[Begin]

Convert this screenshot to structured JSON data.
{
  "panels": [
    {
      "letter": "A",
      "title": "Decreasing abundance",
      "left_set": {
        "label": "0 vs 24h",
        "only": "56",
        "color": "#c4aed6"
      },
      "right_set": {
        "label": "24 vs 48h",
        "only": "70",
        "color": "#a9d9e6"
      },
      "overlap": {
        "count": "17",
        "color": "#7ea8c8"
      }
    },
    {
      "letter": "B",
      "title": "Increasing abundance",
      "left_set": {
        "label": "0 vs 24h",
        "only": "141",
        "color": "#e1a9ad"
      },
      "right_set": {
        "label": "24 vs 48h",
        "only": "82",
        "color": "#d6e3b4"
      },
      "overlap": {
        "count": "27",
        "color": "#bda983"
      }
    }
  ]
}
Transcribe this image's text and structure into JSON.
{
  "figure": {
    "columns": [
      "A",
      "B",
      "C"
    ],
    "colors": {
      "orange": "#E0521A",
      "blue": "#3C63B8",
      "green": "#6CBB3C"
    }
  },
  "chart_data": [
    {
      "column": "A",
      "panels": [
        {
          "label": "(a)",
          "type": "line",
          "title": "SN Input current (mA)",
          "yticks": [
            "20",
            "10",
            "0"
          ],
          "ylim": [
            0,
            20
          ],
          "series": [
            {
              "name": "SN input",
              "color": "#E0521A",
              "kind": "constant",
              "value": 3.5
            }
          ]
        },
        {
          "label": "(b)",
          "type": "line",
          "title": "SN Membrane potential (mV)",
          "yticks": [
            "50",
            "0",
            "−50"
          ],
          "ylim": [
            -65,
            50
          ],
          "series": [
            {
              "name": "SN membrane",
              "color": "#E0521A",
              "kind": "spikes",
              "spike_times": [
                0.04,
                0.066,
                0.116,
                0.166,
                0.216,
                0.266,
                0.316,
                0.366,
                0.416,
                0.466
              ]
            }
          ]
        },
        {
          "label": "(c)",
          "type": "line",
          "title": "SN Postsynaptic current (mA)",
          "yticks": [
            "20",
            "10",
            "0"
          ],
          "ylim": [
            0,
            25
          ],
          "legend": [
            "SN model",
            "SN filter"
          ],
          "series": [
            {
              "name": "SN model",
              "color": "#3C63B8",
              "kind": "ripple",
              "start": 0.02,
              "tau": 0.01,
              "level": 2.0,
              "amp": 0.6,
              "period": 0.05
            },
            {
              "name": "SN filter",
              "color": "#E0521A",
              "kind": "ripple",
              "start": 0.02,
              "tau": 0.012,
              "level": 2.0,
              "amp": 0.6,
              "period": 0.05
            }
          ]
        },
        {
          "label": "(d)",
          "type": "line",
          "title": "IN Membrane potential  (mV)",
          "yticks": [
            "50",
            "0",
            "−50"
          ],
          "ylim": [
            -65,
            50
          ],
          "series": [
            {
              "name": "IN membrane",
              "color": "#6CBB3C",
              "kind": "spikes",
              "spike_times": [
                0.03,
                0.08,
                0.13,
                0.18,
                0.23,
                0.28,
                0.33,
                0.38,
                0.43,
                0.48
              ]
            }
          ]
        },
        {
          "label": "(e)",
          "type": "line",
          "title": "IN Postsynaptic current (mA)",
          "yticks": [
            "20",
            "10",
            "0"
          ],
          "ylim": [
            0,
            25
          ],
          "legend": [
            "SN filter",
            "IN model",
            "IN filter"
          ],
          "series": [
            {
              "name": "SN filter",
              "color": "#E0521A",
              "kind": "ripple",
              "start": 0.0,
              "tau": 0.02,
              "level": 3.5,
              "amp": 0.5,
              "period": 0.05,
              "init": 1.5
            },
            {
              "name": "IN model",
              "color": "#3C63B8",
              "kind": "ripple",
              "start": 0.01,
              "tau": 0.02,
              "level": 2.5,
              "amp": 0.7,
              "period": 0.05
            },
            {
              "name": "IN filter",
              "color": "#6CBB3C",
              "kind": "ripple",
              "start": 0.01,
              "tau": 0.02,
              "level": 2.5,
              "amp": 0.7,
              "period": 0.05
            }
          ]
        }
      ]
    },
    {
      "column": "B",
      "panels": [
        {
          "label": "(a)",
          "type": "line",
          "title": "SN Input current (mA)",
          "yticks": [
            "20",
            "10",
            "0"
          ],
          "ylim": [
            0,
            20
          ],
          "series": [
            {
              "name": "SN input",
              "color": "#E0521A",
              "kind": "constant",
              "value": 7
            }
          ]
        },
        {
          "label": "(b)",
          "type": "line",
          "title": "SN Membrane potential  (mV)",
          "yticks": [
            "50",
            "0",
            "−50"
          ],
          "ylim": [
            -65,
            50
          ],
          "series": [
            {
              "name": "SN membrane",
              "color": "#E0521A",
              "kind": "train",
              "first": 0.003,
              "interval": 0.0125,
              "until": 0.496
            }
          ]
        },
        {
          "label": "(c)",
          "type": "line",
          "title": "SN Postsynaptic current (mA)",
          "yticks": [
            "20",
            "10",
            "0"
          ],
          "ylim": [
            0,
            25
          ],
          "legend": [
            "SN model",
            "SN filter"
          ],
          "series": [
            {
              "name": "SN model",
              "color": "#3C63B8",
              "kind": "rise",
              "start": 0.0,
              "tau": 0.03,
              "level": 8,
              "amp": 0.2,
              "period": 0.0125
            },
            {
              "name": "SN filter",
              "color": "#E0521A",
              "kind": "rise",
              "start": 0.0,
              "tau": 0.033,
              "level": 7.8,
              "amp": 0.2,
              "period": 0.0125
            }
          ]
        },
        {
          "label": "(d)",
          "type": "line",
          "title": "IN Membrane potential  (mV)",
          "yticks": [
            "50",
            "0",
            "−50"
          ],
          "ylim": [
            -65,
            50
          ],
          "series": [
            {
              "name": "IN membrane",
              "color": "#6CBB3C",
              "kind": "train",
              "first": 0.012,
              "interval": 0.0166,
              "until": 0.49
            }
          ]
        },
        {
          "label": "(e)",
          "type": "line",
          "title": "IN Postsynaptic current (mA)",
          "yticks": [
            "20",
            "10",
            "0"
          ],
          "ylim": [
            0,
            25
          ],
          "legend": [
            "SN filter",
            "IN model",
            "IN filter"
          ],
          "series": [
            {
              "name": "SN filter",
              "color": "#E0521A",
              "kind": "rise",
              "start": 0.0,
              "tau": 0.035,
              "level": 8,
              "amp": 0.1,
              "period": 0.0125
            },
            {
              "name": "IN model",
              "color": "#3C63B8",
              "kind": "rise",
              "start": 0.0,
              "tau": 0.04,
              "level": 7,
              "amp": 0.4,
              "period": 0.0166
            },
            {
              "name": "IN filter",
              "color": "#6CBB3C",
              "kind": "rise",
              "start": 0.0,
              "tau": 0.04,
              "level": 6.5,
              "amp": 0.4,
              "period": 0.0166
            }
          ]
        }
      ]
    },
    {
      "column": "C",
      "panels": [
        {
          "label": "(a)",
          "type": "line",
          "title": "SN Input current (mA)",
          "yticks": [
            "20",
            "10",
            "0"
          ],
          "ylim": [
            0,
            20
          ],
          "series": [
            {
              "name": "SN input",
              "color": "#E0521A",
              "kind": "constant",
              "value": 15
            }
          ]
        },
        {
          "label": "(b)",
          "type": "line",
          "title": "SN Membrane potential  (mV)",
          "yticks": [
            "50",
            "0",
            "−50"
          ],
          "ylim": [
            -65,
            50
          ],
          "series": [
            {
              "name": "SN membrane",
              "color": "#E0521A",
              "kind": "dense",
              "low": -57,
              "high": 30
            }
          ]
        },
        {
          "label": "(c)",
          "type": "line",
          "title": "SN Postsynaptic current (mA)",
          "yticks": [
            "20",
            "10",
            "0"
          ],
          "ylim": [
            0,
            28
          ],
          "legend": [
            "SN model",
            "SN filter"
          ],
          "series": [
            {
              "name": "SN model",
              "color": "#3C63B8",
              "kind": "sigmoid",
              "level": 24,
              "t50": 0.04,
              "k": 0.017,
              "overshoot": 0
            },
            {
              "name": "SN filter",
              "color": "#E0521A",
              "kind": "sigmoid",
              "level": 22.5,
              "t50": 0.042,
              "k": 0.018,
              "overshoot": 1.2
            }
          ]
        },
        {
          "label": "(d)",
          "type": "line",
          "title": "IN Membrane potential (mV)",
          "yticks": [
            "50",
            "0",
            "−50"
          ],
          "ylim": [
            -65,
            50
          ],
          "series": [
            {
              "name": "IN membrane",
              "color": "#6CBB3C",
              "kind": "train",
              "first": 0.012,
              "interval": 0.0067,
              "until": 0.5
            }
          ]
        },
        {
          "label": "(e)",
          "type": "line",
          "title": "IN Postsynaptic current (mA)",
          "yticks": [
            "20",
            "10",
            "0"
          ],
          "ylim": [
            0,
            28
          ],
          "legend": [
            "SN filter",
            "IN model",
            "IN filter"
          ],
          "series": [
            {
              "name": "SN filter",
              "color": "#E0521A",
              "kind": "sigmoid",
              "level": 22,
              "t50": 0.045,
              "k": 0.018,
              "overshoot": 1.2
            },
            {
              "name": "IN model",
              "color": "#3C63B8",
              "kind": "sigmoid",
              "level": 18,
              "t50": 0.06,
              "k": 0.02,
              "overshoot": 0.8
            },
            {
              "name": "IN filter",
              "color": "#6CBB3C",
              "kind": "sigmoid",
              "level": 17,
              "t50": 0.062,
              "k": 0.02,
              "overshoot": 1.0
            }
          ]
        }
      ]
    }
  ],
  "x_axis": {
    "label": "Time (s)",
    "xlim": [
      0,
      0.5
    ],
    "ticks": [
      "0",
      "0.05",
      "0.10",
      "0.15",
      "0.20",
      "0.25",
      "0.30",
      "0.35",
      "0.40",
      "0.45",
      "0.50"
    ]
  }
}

[End]

YOUR INSTRUCTIONS: Set out every line from the material that contains the string "interval".

EXERCISE ANSWER:
              "interval": 0.0125,
              "interval": 0.0166,
              "interval": 0.0067,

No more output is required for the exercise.